======== Data provided ========

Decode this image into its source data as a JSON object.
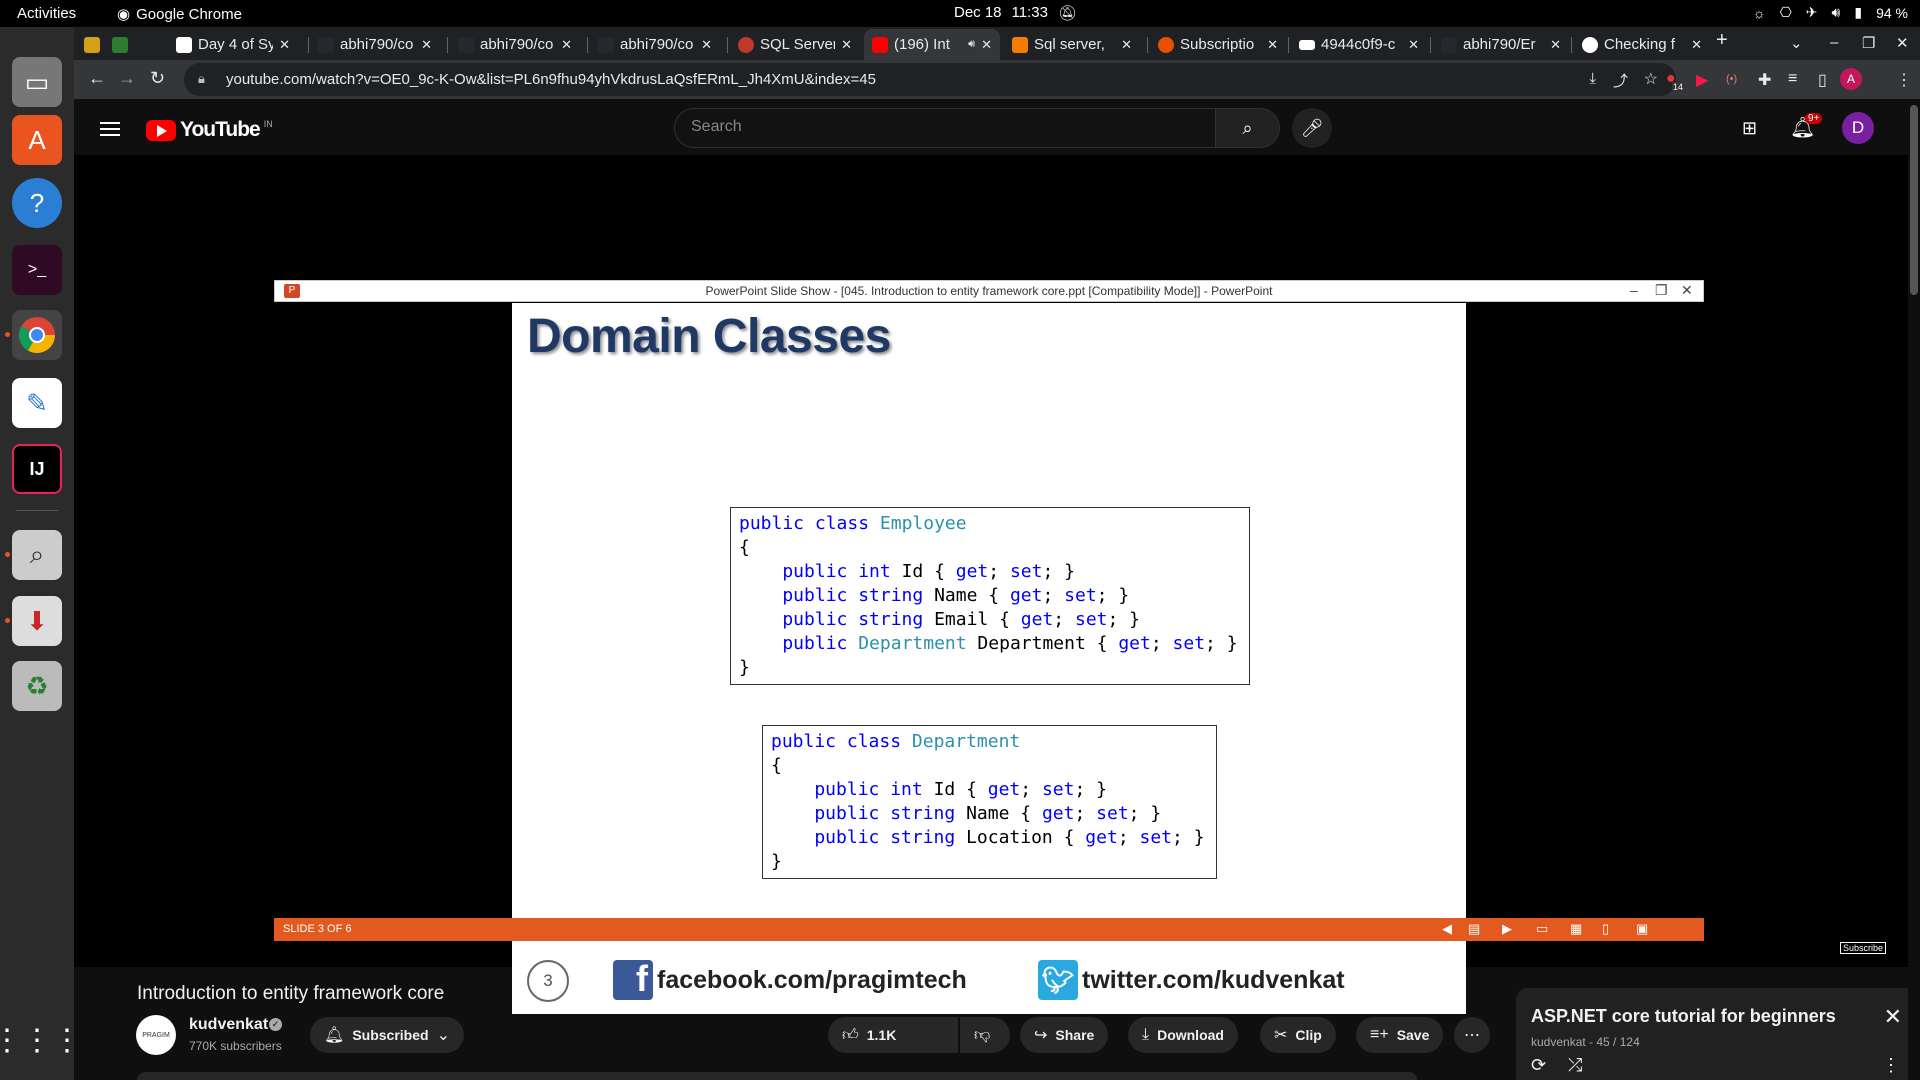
{
  "system": {
    "activities": "Activities",
    "app_name": "Google Chrome",
    "date": "Dec 18",
    "time": "11:33",
    "battery": "94 %"
  },
  "tabs": [
    {
      "title": "",
      "favicon": "#d4a017"
    },
    {
      "title": "",
      "favicon": "#2e7d32"
    },
    {
      "title": "Day 4 of Sy",
      "favicon": "#ffffff"
    },
    {
      "title": "abhi790/co",
      "favicon": "#24292f"
    },
    {
      "title": "abhi790/co",
      "favicon": "#24292f"
    },
    {
      "title": "abhi790/co",
      "favicon": "#24292f"
    },
    {
      "title": "SQL Server",
      "favicon": "#c0392b"
    },
    {
      "title": "(196) Int",
      "favicon": "#ff0000"
    },
    {
      "title": "Sql server,",
      "favicon": "#f57c00"
    },
    {
      "title": "Subscriptio",
      "favicon": "#e65100"
    },
    {
      "title": "4944c0f9-c",
      "favicon": "#ffffff"
    },
    {
      "title": "abhi790/Er",
      "favicon": "#24292f"
    },
    {
      "title": "Checking f",
      "favicon": "#ffffff"
    }
  ],
  "address_bar": {
    "url": "youtube.com/watch?v=OE0_9c-K-Ow&list=PL6n9fhu94yhVkdrusLaQsfERmL_Jh4XmU&index=45"
  },
  "extension_badge": "14",
  "profile_initial": "A",
  "youtube": {
    "logo_text": "YouTube",
    "region": "IN",
    "search_placeholder": "Search",
    "notification_count": "9+",
    "avatar_initial": "D"
  },
  "powerpoint": {
    "window_title": "PowerPoint Slide Show - [045. Introduction to entity framework core.ppt [Compatibility Mode]] - PowerPoint",
    "app_icon_letter": "P",
    "slide_title": "Domain Classes",
    "status": "SLIDE 3 OF 6",
    "slide_number": "3",
    "facebook": "facebook.com/pragimtech",
    "twitter": "twitter.com/kudvenkat",
    "facebook_icon_letter": "f",
    "code_employee": [
      {
        "parts": [
          {
            "t": "public class ",
            "c": "kw"
          },
          {
            "t": "Employee",
            "c": "ty"
          }
        ]
      },
      {
        "parts": [
          {
            "t": "{",
            "c": ""
          }
        ]
      },
      {
        "parts": [
          {
            "t": "    public int ",
            "c": "kw"
          },
          {
            "t": "Id { ",
            "c": ""
          },
          {
            "t": "get",
            "c": "kw"
          },
          {
            "t": "; ",
            "c": ""
          },
          {
            "t": "set",
            "c": "kw"
          },
          {
            "t": "; }",
            "c": ""
          }
        ]
      },
      {
        "parts": [
          {
            "t": "    public string ",
            "c": "kw"
          },
          {
            "t": "Name { ",
            "c": ""
          },
          {
            "t": "get",
            "c": "kw"
          },
          {
            "t": "; ",
            "c": ""
          },
          {
            "t": "set",
            "c": "kw"
          },
          {
            "t": "; }",
            "c": ""
          }
        ]
      },
      {
        "parts": [
          {
            "t": "    public string ",
            "c": "kw"
          },
          {
            "t": "Email { ",
            "c": ""
          },
          {
            "t": "get",
            "c": "kw"
          },
          {
            "t": "; ",
            "c": ""
          },
          {
            "t": "set",
            "c": "kw"
          },
          {
            "t": "; }",
            "c": ""
          }
        ]
      },
      {
        "parts": [
          {
            "t": "    public ",
            "c": "kw"
          },
          {
            "t": "Department",
            "c": "ty"
          },
          {
            "t": " Department { ",
            "c": ""
          },
          {
            "t": "get",
            "c": "kw"
          },
          {
            "t": "; ",
            "c": ""
          },
          {
            "t": "set",
            "c": "kw"
          },
          {
            "t": "; }",
            "c": ""
          }
        ]
      },
      {
        "parts": [
          {
            "t": "}",
            "c": ""
          }
        ]
      }
    ],
    "code_department": [
      {
        "parts": [
          {
            "t": "public class ",
            "c": "kw"
          },
          {
            "t": "Department",
            "c": "ty"
          }
        ]
      },
      {
        "parts": [
          {
            "t": "{",
            "c": ""
          }
        ]
      },
      {
        "parts": [
          {
            "t": "    public int ",
            "c": "kw"
          },
          {
            "t": "Id { ",
            "c": ""
          },
          {
            "t": "get",
            "c": "kw"
          },
          {
            "t": "; ",
            "c": ""
          },
          {
            "t": "set",
            "c": "kw"
          },
          {
            "t": "; }",
            "c": ""
          }
        ]
      },
      {
        "parts": [
          {
            "t": "    public string ",
            "c": "kw"
          },
          {
            "t": "Name { ",
            "c": ""
          },
          {
            "t": "get",
            "c": "kw"
          },
          {
            "t": "; ",
            "c": ""
          },
          {
            "t": "set",
            "c": "kw"
          },
          {
            "t": "; }",
            "c": ""
          }
        ]
      },
      {
        "parts": [
          {
            "t": "    public string ",
            "c": "kw"
          },
          {
            "t": "Location { ",
            "c": ""
          },
          {
            "t": "get",
            "c": "kw"
          },
          {
            "t": "; ",
            "c": ""
          },
          {
            "t": "set",
            "c": "kw"
          },
          {
            "t": "; }",
            "c": ""
          }
        ]
      },
      {
        "parts": [
          {
            "t": "}",
            "c": ""
          }
        ]
      }
    ]
  },
  "subscribe_watermark": "Subscribe",
  "video": {
    "title": "Introduction to entity framework core",
    "channel": "kudvenkat",
    "subscribers": "770K subscribers",
    "channel_avatar_text": "PRAGIM",
    "subscribed_label": "Subscribed",
    "likes": "1.1K",
    "share_label": "Share",
    "download_label": "Download",
    "clip_label": "Clip",
    "save_label": "Save"
  },
  "playlist": {
    "title": "ASP.NET core tutorial for beginners",
    "subtitle": "kudvenkat - 45 / 124"
  }
}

========

Images should not appear in the copy; retype the listing above exactly.

Decode this image into its source data as a JSON object.
{
  "system": {
    "activities": "Activities",
    "app_name": "Google Chrome",
    "date": "Dec 18",
    "time": "11:33",
    "battery": "94 %"
  },
  "tabs": [
    {
      "title": "",
      "favicon": "#d4a017"
    },
    {
      "title": "",
      "favicon": "#2e7d32"
    },
    {
      "title": "Day 4 of Sy",
      "favicon": "#ffffff"
    },
    {
      "title": "abhi790/co",
      "favicon": "#24292f"
    },
    {
      "title": "abhi790/co",
      "favicon": "#24292f"
    },
    {
      "title": "abhi790/co",
      "favicon": "#24292f"
    },
    {
      "title": "SQL Server",
      "favicon": "#c0392b"
    },
    {
      "title": "(196) Int",
      "favicon": "#ff0000"
    },
    {
      "title": "Sql server,",
      "favicon": "#f57c00"
    },
    {
      "title": "Subscriptio",
      "favicon": "#e65100"
    },
    {
      "title": "4944c0f9-c",
      "favicon": "#ffffff"
    },
    {
      "title": "abhi790/Er",
      "favicon": "#24292f"
    },
    {
      "title": "Checking f",
      "favicon": "#ffffff"
    }
  ],
  "address_bar": {
    "url": "youtube.com/watch?v=OE0_9c-K-Ow&list=PL6n9fhu94yhVkdrusLaQsfERmL_Jh4XmU&index=45"
  },
  "extension_badge": "14",
  "profile_initial": "A",
  "youtube": {
    "logo_text": "YouTube",
    "region": "IN",
    "search_placeholder": "Search",
    "notification_count": "9+",
    "avatar_initial": "D"
  },
  "powerpoint": {
    "window_title": "PowerPoint Slide Show - [045. Introduction to entity framework core.ppt [Compatibility Mode]] - PowerPoint",
    "app_icon_letter": "P",
    "slide_title": "Domain Classes",
    "status": "SLIDE 3 OF 6",
    "slide_number": "3",
    "facebook": "facebook.com/pragimtech",
    "twitter": "twitter.com/kudvenkat",
    "facebook_icon_letter": "f",
    "code_employee": [
      {
        "parts": [
          {
            "t": "public class ",
            "c": "kw"
          },
          {
            "t": "Employee",
            "c": "ty"
          }
        ]
      },
      {
        "parts": [
          {
            "t": "{",
            "c": ""
          }
        ]
      },
      {
        "parts": [
          {
            "t": "    public int ",
            "c": "kw"
          },
          {
            "t": "Id { ",
            "c": ""
          },
          {
            "t": "get",
            "c": "kw"
          },
          {
            "t": "; ",
            "c": ""
          },
          {
            "t": "set",
            "c": "kw"
          },
          {
            "t": "; }",
            "c": ""
          }
        ]
      },
      {
        "parts": [
          {
            "t": "    public string ",
            "c": "kw"
          },
          {
            "t": "Name { ",
            "c": ""
          },
          {
            "t": "get",
            "c": "kw"
          },
          {
            "t": "; ",
            "c": ""
          },
          {
            "t": "set",
            "c": "kw"
          },
          {
            "t": "; }",
            "c": ""
          }
        ]
      },
      {
        "parts": [
          {
            "t": "    public string ",
            "c": "kw"
          },
          {
            "t": "Email { ",
            "c": ""
          },
          {
            "t": "get",
            "c": "kw"
          },
          {
            "t": "; ",
            "c": ""
          },
          {
            "t": "set",
            "c": "kw"
          },
          {
            "t": "; }",
            "c": ""
          }
        ]
      },
      {
        "parts": [
          {
            "t": "    public ",
            "c": "kw"
          },
          {
            "t": "Department",
            "c": "ty"
          },
          {
            "t": " Department { ",
            "c": ""
          },
          {
            "t": "get",
            "c": "kw"
          },
          {
            "t": "; ",
            "c": ""
          },
          {
            "t": "set",
            "c": "kw"
          },
          {
            "t": "; }",
            "c": ""
          }
        ]
      },
      {
        "parts": [
          {
            "t": "}",
            "c": ""
          }
        ]
      }
    ],
    "code_department": [
      {
        "parts": [
          {
            "t": "public class ",
            "c": "kw"
          },
          {
            "t": "Department",
            "c": "ty"
          }
        ]
      },
      {
        "parts": [
          {
            "t": "{",
            "c": ""
          }
        ]
      },
      {
        "parts": [
          {
            "t": "    public int ",
            "c": "kw"
          },
          {
            "t": "Id { ",
            "c": ""
          },
          {
            "t": "get",
            "c": "kw"
          },
          {
            "t": "; ",
            "c": ""
          },
          {
            "t": "set",
            "c": "kw"
          },
          {
            "t": "; }",
            "c": ""
          }
        ]
      },
      {
        "parts": [
          {
            "t": "    public string ",
            "c": "kw"
          },
          {
            "t": "Name { ",
            "c": ""
          },
          {
            "t": "get",
            "c": "kw"
          },
          {
            "t": "; ",
            "c": ""
          },
          {
            "t": "set",
            "c": "kw"
          },
          {
            "t": "; }",
            "c": ""
          }
        ]
      },
      {
        "parts": [
          {
            "t": "    public string ",
            "c": "kw"
          },
          {
            "t": "Location { ",
            "c": ""
          },
          {
            "t": "get",
            "c": "kw"
          },
          {
            "t": "; ",
            "c": ""
          },
          {
            "t": "set",
            "c": "kw"
          },
          {
            "t": "; }",
            "c": ""
          }
        ]
      },
      {
        "parts": [
          {
            "t": "}",
            "c": ""
          }
        ]
      }
    ]
  },
  "subscribe_watermark": "Subscribe",
  "video": {
    "title": "Introduction to entity framework core",
    "channel": "kudvenkat",
    "subscribers": "770K subscribers",
    "channel_avatar_text": "PRAGIM",
    "subscribed_label": "Subscribed",
    "likes": "1.1K",
    "share_label": "Share",
    "download_label": "Download",
    "clip_label": "Clip",
    "save_label": "Save"
  },
  "playlist": {
    "title": "ASP.NET core tutorial for beginners",
    "subtitle": "kudvenkat - 45 / 124"
  }
}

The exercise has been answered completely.